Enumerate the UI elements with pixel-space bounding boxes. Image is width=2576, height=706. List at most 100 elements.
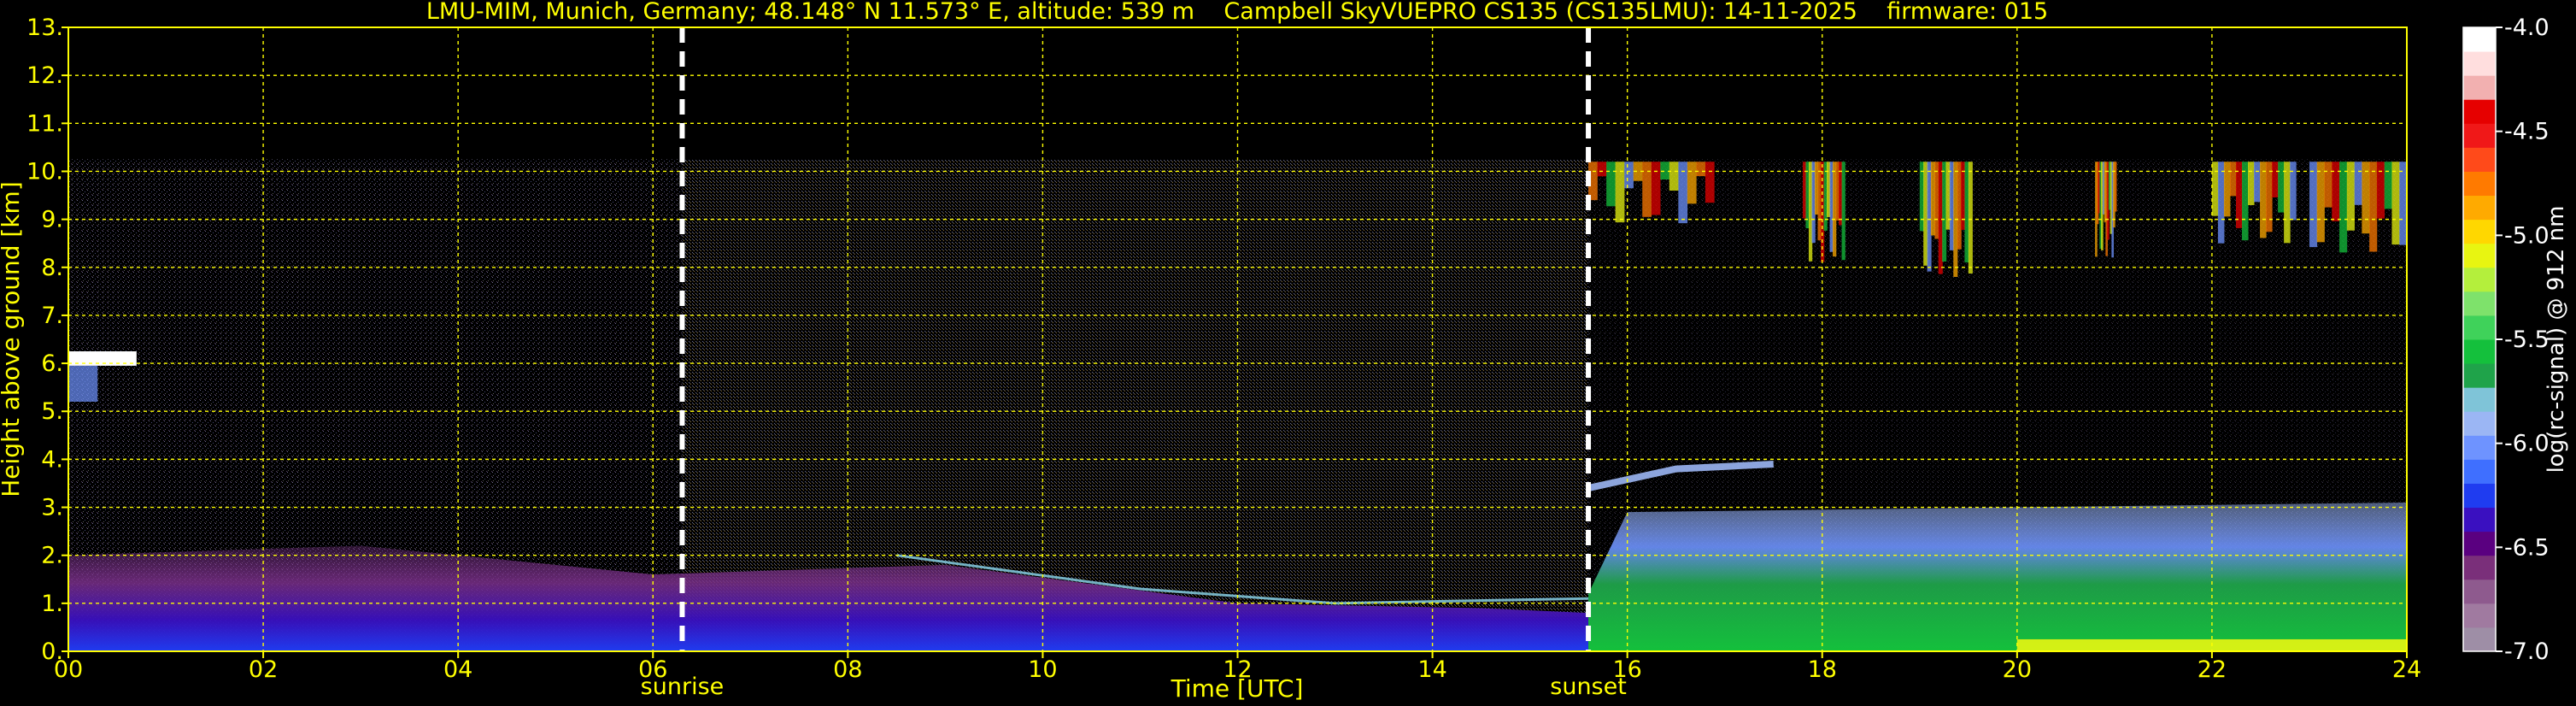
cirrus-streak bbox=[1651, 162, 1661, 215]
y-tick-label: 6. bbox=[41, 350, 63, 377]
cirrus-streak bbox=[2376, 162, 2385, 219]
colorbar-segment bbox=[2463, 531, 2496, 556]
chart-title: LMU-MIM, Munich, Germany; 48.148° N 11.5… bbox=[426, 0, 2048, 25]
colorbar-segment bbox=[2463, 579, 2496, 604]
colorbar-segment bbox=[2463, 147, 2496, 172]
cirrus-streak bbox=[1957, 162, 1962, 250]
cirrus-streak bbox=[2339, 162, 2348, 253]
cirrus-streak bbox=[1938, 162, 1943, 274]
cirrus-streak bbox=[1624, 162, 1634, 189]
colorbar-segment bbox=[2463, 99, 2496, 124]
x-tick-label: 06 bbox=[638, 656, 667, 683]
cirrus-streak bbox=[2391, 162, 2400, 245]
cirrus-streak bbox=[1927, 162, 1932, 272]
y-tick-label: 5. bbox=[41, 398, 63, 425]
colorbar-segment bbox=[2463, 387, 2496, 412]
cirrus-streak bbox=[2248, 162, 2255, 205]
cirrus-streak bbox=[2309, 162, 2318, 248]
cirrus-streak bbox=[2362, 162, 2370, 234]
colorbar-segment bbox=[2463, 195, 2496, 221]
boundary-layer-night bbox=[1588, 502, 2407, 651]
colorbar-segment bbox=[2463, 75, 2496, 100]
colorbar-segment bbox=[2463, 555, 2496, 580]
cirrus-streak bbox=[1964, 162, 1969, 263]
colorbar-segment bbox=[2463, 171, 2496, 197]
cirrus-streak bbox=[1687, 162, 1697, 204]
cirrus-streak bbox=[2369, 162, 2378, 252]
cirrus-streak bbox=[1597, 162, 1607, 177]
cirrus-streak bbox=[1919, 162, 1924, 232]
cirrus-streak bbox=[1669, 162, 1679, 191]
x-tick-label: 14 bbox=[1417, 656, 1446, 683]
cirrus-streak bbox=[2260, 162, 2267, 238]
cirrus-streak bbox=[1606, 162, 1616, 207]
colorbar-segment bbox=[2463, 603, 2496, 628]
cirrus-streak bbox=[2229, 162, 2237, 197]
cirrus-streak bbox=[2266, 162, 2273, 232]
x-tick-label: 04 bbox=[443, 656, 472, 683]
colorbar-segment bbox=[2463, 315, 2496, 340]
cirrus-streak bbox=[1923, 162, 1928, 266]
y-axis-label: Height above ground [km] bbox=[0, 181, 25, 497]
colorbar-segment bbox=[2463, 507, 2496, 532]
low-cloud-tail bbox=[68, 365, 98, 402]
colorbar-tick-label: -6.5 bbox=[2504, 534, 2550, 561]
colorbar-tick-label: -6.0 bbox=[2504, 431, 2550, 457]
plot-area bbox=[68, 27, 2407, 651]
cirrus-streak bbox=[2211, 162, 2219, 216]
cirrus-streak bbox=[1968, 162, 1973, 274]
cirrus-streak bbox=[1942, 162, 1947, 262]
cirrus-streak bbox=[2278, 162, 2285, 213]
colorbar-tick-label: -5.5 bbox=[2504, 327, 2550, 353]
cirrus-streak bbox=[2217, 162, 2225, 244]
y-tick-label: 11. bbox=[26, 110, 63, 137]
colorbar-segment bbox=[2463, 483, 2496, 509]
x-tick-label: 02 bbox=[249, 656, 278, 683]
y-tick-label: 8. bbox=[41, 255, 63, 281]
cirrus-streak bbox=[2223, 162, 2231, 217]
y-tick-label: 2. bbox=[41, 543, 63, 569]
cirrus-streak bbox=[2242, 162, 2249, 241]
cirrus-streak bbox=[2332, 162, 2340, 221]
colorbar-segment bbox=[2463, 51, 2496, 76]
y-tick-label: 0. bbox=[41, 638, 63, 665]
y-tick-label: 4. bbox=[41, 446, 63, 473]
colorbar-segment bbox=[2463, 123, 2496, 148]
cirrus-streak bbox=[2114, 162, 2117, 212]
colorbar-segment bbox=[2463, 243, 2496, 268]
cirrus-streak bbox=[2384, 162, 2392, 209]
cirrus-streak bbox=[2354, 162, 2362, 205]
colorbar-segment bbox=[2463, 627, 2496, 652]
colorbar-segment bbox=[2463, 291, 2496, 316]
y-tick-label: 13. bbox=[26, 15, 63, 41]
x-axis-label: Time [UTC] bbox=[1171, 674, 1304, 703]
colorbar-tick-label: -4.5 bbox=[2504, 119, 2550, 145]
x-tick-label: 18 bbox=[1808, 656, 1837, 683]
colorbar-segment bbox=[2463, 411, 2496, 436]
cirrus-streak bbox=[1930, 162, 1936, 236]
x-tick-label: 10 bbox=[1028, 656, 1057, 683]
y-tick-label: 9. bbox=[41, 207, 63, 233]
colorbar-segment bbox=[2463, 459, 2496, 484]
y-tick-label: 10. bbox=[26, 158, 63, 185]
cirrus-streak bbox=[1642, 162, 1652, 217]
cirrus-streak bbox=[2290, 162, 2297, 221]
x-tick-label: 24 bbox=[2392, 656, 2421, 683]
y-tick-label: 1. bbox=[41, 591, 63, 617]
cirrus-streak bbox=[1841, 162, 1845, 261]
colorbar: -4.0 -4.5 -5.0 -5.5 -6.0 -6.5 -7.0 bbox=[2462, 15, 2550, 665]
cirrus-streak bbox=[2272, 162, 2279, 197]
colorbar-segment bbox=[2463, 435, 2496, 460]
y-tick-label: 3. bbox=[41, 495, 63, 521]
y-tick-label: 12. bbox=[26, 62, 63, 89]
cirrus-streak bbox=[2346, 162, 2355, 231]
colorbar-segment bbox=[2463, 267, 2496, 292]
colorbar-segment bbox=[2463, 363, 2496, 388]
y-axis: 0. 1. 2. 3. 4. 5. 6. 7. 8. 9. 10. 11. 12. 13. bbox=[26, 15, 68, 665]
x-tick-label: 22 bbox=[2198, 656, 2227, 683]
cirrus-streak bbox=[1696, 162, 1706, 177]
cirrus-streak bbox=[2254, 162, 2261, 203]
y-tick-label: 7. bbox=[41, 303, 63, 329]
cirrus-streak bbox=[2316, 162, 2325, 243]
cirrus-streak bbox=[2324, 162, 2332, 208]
######
Print the lines of the data starting at the line containing "cirrus-streak bbox=[1651, 162, 1661, 215]" and ending at the line containing "cirrus-streak bbox=[1669, 162, 1679, 191]", reproducing each one verbatim.

Task solution:
cirrus-streak bbox=[1651, 162, 1661, 215]
y-tick-label: 6. bbox=[41, 350, 63, 377]
cirrus-streak bbox=[2376, 162, 2385, 219]
colorbar-segment bbox=[2463, 531, 2496, 556]
chart-title: LMU-MIM, Munich, Germany; 48.148° N 11.5… bbox=[426, 0, 2048, 25]
colorbar-segment bbox=[2463, 579, 2496, 604]
colorbar-segment bbox=[2463, 147, 2496, 172]
cirrus-streak bbox=[1957, 162, 1962, 250]
cirrus-streak bbox=[2339, 162, 2348, 253]
cirrus-streak bbox=[1938, 162, 1943, 274]
cirrus-streak bbox=[1624, 162, 1634, 189]
colorbar-segment bbox=[2463, 99, 2496, 124]
x-tick-label: 06 bbox=[638, 656, 667, 683]
cirrus-streak bbox=[2391, 162, 2400, 245]
cirrus-streak bbox=[1927, 162, 1932, 272]
y-tick-label: 5. bbox=[41, 398, 63, 425]
colorbar-segment bbox=[2463, 387, 2496, 412]
cirrus-streak bbox=[2248, 162, 2255, 205]
cirrus-streak bbox=[2309, 162, 2318, 248]
cirrus-streak bbox=[2362, 162, 2370, 234]
colorbar-segment bbox=[2463, 195, 2496, 221]
boundary-layer-night bbox=[1588, 502, 2407, 651]
colorbar-segment bbox=[2463, 75, 2496, 100]
colorbar-segment bbox=[2463, 555, 2496, 580]
cirrus-streak bbox=[1964, 162, 1969, 263]
colorbar-segment bbox=[2463, 171, 2496, 197]
cirrus-streak bbox=[1687, 162, 1697, 204]
cirrus-streak bbox=[2369, 162, 2378, 252]
cirrus-streak bbox=[1597, 162, 1607, 177]
cirrus-streak bbox=[1919, 162, 1924, 232]
cirrus-streak bbox=[1669, 162, 1679, 191]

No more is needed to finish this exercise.